Saved entries:
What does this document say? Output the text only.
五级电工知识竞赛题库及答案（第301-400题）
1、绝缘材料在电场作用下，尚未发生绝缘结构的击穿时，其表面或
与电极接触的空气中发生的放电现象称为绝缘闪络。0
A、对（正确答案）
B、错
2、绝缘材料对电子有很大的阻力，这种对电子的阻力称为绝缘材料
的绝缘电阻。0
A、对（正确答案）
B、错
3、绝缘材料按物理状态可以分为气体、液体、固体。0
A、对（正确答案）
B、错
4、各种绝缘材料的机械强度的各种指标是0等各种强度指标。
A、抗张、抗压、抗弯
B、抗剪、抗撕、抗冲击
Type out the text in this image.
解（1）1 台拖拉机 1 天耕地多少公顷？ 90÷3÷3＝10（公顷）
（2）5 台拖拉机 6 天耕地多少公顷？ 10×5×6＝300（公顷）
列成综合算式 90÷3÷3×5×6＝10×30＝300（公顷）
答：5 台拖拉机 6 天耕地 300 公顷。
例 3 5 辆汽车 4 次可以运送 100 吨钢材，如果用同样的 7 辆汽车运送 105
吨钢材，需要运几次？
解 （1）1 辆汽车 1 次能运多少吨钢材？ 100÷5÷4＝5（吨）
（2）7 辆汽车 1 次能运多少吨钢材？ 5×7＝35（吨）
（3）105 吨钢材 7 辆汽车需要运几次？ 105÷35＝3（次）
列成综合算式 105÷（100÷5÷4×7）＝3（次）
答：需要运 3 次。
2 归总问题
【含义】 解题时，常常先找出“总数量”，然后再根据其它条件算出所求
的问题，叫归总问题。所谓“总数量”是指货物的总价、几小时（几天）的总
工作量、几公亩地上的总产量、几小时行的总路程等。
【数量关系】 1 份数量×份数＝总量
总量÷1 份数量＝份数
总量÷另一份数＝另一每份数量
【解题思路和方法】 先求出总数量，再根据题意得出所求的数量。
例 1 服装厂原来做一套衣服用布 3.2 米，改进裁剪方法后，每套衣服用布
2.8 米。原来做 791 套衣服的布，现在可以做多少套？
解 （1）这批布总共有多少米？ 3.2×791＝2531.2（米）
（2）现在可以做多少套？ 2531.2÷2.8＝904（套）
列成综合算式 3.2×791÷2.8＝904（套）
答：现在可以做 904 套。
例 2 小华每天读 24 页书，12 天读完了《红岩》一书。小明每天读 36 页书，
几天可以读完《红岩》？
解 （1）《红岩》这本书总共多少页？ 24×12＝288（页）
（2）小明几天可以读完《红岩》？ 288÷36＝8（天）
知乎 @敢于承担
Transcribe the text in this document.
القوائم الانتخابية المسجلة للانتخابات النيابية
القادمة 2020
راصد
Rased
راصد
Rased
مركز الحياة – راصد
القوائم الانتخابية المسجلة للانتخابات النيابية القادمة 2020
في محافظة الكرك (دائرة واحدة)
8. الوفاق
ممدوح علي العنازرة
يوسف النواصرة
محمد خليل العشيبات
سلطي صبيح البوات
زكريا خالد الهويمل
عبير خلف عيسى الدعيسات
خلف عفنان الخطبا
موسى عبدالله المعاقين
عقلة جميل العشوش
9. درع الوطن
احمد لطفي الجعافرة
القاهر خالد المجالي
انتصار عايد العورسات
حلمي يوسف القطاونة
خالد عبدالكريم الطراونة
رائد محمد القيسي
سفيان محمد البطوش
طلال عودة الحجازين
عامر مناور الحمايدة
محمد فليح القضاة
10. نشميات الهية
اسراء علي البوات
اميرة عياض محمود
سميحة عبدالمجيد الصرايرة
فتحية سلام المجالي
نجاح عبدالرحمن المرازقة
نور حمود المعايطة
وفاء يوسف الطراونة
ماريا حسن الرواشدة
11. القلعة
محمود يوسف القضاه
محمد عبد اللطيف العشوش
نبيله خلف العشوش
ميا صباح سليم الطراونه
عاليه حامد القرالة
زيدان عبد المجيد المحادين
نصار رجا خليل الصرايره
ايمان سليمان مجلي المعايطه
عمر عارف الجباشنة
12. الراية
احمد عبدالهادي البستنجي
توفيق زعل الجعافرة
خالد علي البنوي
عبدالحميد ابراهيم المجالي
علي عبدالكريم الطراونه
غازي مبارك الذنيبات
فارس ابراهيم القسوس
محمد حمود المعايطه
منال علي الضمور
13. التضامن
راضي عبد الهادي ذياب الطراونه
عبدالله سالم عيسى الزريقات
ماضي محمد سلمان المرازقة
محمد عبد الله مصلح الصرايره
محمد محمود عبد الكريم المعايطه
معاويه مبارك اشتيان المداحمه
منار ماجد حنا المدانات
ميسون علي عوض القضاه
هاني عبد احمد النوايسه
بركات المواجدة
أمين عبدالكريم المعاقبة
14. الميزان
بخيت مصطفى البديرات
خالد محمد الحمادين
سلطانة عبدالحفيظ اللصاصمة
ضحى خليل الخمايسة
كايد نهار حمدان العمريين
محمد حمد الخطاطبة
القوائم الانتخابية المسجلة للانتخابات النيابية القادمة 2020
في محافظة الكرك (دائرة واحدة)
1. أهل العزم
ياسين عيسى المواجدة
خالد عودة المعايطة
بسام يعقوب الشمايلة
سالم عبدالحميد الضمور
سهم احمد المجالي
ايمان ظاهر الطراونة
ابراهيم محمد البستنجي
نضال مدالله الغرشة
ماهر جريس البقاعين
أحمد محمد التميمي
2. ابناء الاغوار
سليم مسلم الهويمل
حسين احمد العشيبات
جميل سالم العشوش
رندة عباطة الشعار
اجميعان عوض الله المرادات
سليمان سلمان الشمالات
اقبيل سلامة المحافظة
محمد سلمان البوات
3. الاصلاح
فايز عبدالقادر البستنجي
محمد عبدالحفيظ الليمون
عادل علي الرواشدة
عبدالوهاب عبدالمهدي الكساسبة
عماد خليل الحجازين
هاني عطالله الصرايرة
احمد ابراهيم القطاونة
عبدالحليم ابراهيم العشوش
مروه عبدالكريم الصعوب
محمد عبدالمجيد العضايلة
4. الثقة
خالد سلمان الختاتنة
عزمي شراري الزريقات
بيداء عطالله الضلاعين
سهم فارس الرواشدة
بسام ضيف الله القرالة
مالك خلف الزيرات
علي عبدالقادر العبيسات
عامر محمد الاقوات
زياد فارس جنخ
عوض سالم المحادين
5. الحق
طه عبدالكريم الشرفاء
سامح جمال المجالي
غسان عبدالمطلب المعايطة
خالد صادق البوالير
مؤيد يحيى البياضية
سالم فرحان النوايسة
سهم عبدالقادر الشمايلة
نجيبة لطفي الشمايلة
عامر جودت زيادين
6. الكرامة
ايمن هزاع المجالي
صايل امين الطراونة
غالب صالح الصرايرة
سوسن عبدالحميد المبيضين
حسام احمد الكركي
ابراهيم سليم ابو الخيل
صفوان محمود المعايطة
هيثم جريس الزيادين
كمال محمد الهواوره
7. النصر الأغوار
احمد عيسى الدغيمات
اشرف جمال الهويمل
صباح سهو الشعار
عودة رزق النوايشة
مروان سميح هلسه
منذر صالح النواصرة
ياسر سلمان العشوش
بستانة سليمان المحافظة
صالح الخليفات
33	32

GOAL OF THE EXERCISE
Find each line holding the string "text" and copy it out.

RESPONSE BELOW
What does this document say? Output the text only.
Type out the text in this image.
Transcribe the text in this document.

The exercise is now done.